◆ Source data ◆
-------
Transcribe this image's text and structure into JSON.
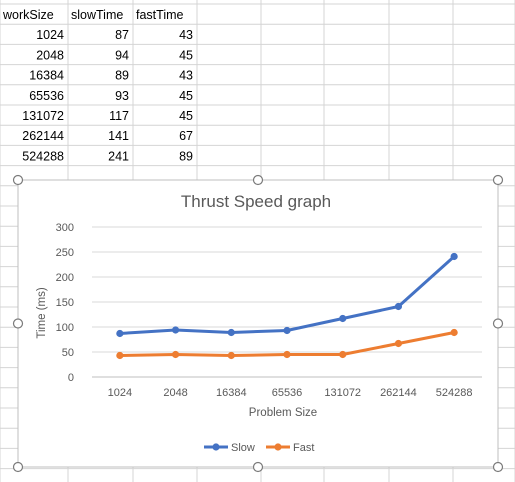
{
  "sheet": {
    "headers": [
      "workSize",
      "slowTime",
      "fastTime"
    ],
    "header_display": [
      "workSize",
      "slowTime",
      "fastTime"
    ],
    "rows": [
      [
        "1024",
        "87",
        "43"
      ],
      [
        "2048",
        "94",
        "45"
      ],
      [
        "16384",
        "89",
        "43"
      ],
      [
        "65536",
        "93",
        "45"
      ],
      [
        "131072",
        "117",
        "45"
      ],
      [
        "262144",
        "141",
        "67"
      ],
      [
        "524288",
        "241",
        "89"
      ]
    ],
    "gridline_color": "#d4d4d4"
  },
  "chart_data": {
    "type": "line",
    "title": "Thrust Speed graph",
    "xlabel": "Problem Size",
    "ylabel": "Time (ms)",
    "categories": [
      "1024",
      "2048",
      "16384",
      "65536",
      "131072",
      "262144",
      "524288"
    ],
    "series": [
      {
        "name": "Slow",
        "color": "#4472c4",
        "values": [
          87,
          94,
          89,
          93,
          117,
          141,
          241
        ]
      },
      {
        "name": "Fast",
        "color": "#ed7d31",
        "values": [
          43,
          45,
          43,
          45,
          45,
          67,
          89
        ]
      }
    ],
    "ylim": [
      0,
      300
    ],
    "yticks": [
      0,
      50,
      100,
      150,
      200,
      250,
      300
    ],
    "grid": true,
    "legend": "bottom",
    "selected": true
  }
}
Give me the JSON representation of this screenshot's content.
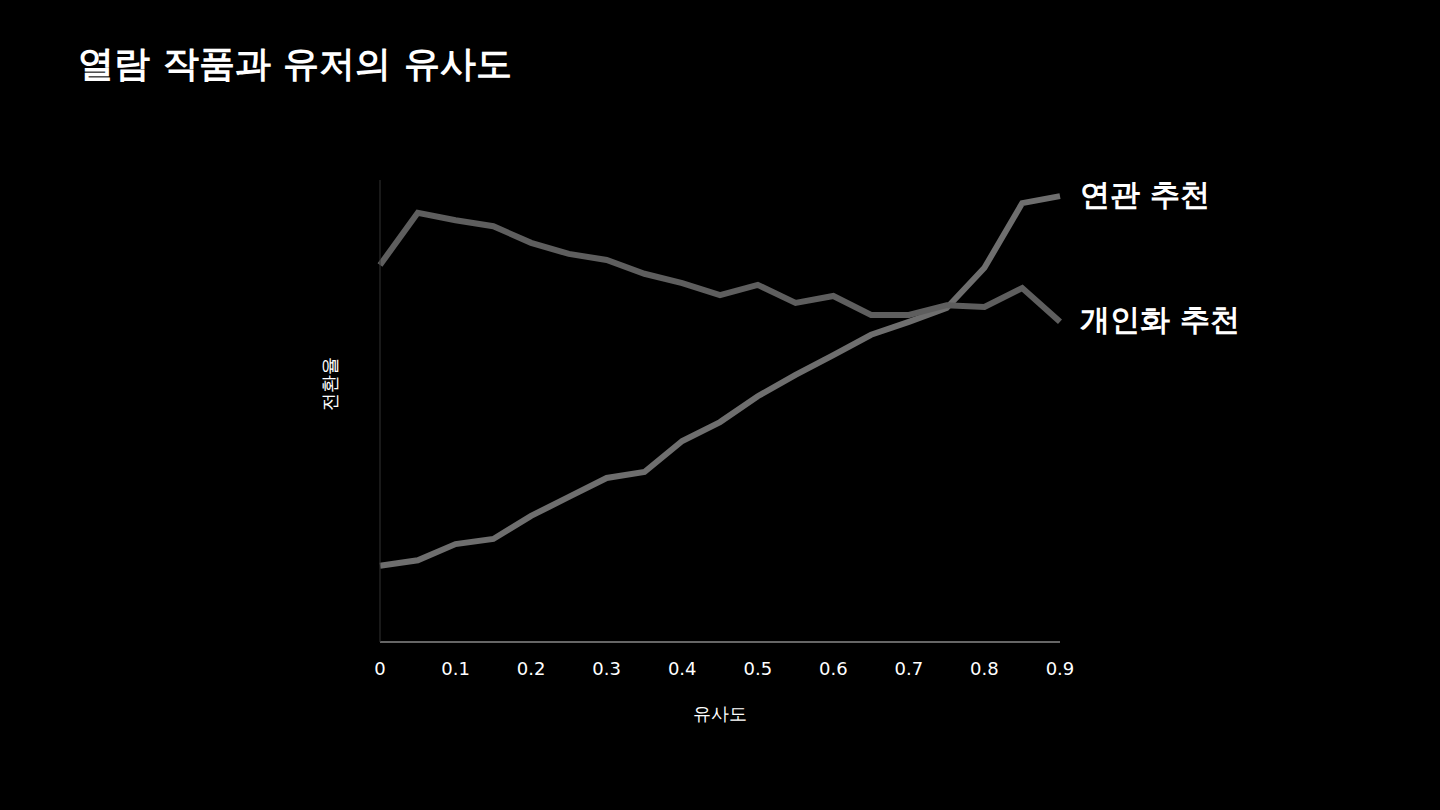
-------
◆ Exercise details ◆
Read the entries and show each line that mentions "JSON".

◆ Solution to the problem ◆
Transcribe this image's text and structure into JSON.
Give me the JSON representation of this screenshot's content.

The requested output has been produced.